[Stored data]

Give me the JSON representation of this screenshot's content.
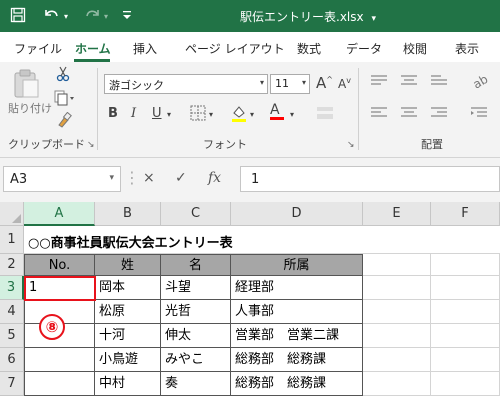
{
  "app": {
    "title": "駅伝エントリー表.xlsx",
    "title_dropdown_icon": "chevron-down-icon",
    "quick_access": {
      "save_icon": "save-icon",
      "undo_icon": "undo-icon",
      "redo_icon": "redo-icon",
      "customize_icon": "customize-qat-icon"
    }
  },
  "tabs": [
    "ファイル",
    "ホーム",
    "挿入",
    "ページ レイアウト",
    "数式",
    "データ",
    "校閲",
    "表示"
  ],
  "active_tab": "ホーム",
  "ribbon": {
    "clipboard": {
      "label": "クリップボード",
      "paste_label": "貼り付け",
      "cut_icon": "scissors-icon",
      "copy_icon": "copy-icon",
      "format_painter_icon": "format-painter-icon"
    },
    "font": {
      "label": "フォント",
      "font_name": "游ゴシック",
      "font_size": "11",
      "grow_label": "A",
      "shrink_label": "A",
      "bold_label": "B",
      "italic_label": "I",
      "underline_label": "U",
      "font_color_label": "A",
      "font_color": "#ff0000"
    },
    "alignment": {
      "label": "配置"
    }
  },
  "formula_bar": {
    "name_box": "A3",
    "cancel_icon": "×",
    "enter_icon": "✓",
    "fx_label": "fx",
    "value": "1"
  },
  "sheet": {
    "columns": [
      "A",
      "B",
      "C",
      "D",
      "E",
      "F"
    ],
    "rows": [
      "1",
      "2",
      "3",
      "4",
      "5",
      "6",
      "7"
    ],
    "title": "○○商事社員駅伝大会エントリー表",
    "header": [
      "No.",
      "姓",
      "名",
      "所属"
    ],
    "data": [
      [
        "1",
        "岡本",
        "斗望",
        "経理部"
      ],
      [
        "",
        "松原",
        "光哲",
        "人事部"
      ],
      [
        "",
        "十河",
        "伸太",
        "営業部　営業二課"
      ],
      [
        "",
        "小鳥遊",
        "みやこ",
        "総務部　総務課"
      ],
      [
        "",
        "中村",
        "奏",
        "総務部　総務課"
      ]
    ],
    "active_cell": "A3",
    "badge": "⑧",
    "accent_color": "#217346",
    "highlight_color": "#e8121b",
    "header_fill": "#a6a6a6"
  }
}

[WRITTEN REQUEST]
Write out the entries again, exactly as given, skipping any images.

[THE REPLY]
Give me the JSON representation of this screenshot's content.
{
  "app": {
    "title": "駅伝エントリー表.xlsx",
    "title_dropdown_icon": "chevron-down-icon",
    "quick_access": {
      "save_icon": "save-icon",
      "undo_icon": "undo-icon",
      "redo_icon": "redo-icon",
      "customize_icon": "customize-qat-icon"
    }
  },
  "tabs": [
    "ファイル",
    "ホーム",
    "挿入",
    "ページ レイアウト",
    "数式",
    "データ",
    "校閲",
    "表示"
  ],
  "active_tab": "ホーム",
  "ribbon": {
    "clipboard": {
      "label": "クリップボード",
      "paste_label": "貼り付け",
      "cut_icon": "scissors-icon",
      "copy_icon": "copy-icon",
      "format_painter_icon": "format-painter-icon"
    },
    "font": {
      "label": "フォント",
      "font_name": "游ゴシック",
      "font_size": "11",
      "grow_label": "A",
      "shrink_label": "A",
      "bold_label": "B",
      "italic_label": "I",
      "underline_label": "U",
      "font_color_label": "A",
      "font_color": "#ff0000"
    },
    "alignment": {
      "label": "配置"
    }
  },
  "formula_bar": {
    "name_box": "A3",
    "cancel_icon": "×",
    "enter_icon": "✓",
    "fx_label": "fx",
    "value": "1"
  },
  "sheet": {
    "columns": [
      "A",
      "B",
      "C",
      "D",
      "E",
      "F"
    ],
    "rows": [
      "1",
      "2",
      "3",
      "4",
      "5",
      "6",
      "7"
    ],
    "title": "○○商事社員駅伝大会エントリー表",
    "header": [
      "No.",
      "姓",
      "名",
      "所属"
    ],
    "data": [
      [
        "1",
        "岡本",
        "斗望",
        "経理部"
      ],
      [
        "",
        "松原",
        "光哲",
        "人事部"
      ],
      [
        "",
        "十河",
        "伸太",
        "営業部　営業二課"
      ],
      [
        "",
        "小鳥遊",
        "みやこ",
        "総務部　総務課"
      ],
      [
        "",
        "中村",
        "奏",
        "総務部　総務課"
      ]
    ],
    "active_cell": "A3",
    "badge": "⑧",
    "accent_color": "#217346",
    "highlight_color": "#e8121b",
    "header_fill": "#a6a6a6"
  }
}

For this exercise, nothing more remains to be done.